■ Directive
Could you return, unchanged, everything from the start of the material down to and including the line that contains "filter-option-label: 강원 —"?

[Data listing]
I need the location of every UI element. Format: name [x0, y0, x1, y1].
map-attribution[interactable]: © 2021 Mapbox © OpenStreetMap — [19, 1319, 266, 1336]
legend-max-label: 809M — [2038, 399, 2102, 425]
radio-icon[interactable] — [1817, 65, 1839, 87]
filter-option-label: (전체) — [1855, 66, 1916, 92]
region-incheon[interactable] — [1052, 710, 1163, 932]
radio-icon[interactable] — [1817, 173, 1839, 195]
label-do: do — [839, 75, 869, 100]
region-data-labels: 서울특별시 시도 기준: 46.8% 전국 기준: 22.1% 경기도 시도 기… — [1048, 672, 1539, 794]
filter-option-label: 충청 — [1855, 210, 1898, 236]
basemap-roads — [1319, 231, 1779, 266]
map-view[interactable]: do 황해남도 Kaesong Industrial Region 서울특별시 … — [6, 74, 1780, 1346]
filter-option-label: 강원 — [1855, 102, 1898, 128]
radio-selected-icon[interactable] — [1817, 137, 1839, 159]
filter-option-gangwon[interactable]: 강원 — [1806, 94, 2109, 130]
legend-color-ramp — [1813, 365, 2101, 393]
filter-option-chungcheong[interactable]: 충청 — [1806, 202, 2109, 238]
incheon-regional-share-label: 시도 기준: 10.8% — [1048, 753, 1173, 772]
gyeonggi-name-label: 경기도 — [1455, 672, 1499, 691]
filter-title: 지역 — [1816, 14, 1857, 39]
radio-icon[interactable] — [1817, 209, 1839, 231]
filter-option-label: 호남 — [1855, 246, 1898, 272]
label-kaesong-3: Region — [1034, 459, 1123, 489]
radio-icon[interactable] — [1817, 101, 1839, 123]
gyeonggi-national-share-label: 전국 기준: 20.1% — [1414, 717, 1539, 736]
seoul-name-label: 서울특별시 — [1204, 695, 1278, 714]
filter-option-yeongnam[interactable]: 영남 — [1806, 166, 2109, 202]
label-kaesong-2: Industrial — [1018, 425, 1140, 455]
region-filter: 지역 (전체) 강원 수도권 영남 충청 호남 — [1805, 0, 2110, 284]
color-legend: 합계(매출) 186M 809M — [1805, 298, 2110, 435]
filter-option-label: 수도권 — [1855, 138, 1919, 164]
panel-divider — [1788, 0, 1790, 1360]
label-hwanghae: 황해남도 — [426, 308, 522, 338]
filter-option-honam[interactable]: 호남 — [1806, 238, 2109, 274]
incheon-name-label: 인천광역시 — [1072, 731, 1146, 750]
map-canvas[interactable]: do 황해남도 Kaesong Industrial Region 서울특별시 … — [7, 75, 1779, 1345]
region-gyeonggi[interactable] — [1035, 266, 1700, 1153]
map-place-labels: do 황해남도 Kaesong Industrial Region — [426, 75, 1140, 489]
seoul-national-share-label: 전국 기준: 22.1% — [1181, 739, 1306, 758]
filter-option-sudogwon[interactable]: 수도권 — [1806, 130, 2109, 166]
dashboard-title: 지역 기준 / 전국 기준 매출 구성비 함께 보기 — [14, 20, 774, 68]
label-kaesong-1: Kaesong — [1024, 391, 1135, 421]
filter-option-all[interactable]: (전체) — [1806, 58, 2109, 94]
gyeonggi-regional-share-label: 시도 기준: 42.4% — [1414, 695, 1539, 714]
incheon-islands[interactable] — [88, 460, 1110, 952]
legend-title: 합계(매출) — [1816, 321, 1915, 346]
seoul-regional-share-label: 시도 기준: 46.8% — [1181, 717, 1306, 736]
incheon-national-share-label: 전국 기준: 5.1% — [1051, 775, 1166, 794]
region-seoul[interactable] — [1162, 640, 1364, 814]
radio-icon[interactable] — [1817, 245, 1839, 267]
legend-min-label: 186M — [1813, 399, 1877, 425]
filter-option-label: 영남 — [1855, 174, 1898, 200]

■ Solution to this exercise
I need the location of every UI element. Format: name [x0, y0, x1, y1].
map-attribution[interactable]: © 2021 Mapbox © OpenStreetMap — [19, 1319, 266, 1336]
legend-max-label: 809M — [2038, 399, 2102, 425]
radio-icon[interactable] — [1817, 65, 1839, 87]
filter-option-label: (전체) — [1855, 66, 1916, 92]
region-incheon[interactable] — [1052, 710, 1163, 932]
radio-icon[interactable] — [1817, 173, 1839, 195]
label-do: do — [839, 75, 869, 100]
region-data-labels: 서울특별시 시도 기준: 46.8% 전국 기준: 22.1% 경기도 시도 기… — [1048, 672, 1539, 794]
filter-option-label: 충청 — [1855, 210, 1898, 236]
basemap-roads — [1319, 231, 1779, 266]
map-view[interactable]: do 황해남도 Kaesong Industrial Region 서울특별시 … — [6, 74, 1780, 1346]
filter-option-label: 강원 — [1855, 102, 1898, 128]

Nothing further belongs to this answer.